### Material for this exercise
------------

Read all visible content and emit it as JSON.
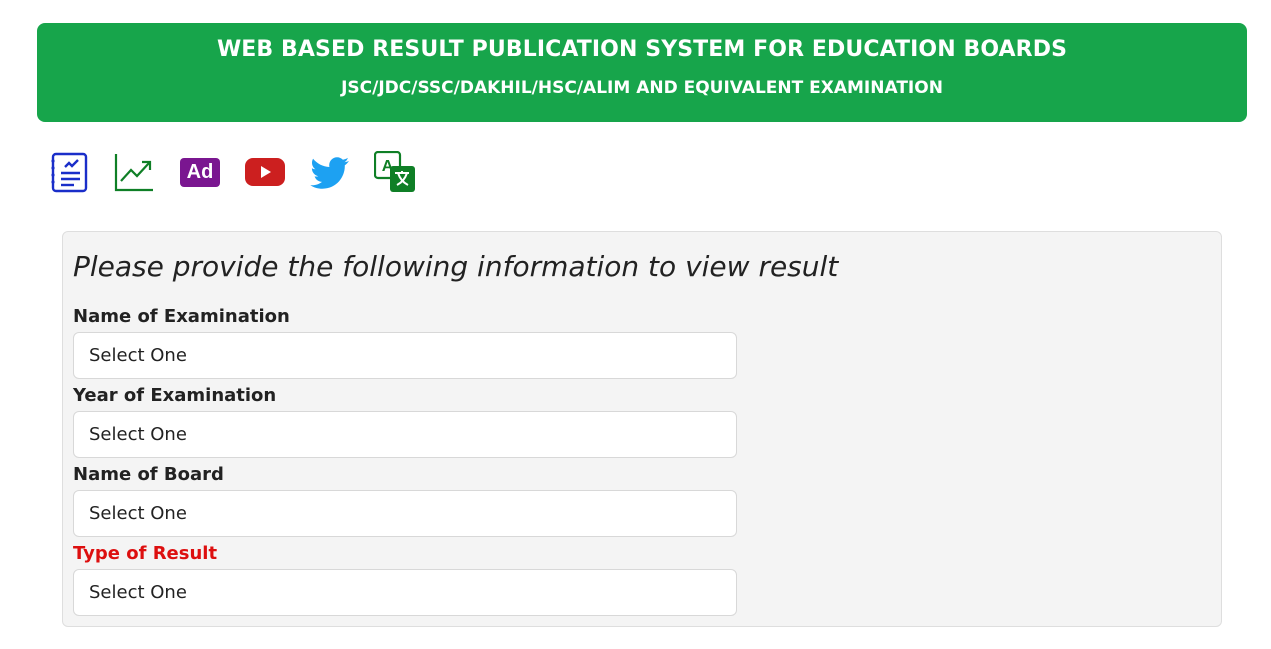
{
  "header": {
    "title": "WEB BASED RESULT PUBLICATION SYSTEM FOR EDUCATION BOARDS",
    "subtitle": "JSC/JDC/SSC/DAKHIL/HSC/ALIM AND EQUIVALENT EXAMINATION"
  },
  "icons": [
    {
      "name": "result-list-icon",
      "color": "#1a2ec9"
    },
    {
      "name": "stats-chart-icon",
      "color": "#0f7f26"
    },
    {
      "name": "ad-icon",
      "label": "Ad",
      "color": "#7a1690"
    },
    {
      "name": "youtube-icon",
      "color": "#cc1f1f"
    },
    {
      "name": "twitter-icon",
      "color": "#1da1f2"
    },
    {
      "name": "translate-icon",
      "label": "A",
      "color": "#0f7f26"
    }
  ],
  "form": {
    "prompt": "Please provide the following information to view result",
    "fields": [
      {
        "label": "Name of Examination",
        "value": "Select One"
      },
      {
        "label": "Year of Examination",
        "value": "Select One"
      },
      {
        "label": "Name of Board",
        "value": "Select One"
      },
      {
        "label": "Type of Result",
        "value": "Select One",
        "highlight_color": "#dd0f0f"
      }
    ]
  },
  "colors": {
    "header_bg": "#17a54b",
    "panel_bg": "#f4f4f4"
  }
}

------------

### What you will do
Your task is to set down the records shown above exactly, minus any pictures.

### Complete answer
Read all visible content and emit it as JSON.
{
  "header": {
    "title": "WEB BASED RESULT PUBLICATION SYSTEM FOR EDUCATION BOARDS",
    "subtitle": "JSC/JDC/SSC/DAKHIL/HSC/ALIM AND EQUIVALENT EXAMINATION"
  },
  "icons": [
    {
      "name": "result-list-icon",
      "color": "#1a2ec9"
    },
    {
      "name": "stats-chart-icon",
      "color": "#0f7f26"
    },
    {
      "name": "ad-icon",
      "label": "Ad",
      "color": "#7a1690"
    },
    {
      "name": "youtube-icon",
      "color": "#cc1f1f"
    },
    {
      "name": "twitter-icon",
      "color": "#1da1f2"
    },
    {
      "name": "translate-icon",
      "label": "A",
      "color": "#0f7f26"
    }
  ],
  "form": {
    "prompt": "Please provide the following information to view result",
    "fields": [
      {
        "label": "Name of Examination",
        "value": "Select One"
      },
      {
        "label": "Year of Examination",
        "value": "Select One"
      },
      {
        "label": "Name of Board",
        "value": "Select One"
      },
      {
        "label": "Type of Result",
        "value": "Select One",
        "highlight_color": "#dd0f0f"
      }
    ]
  },
  "colors": {
    "header_bg": "#17a54b",
    "panel_bg": "#f4f4f4"
  }
}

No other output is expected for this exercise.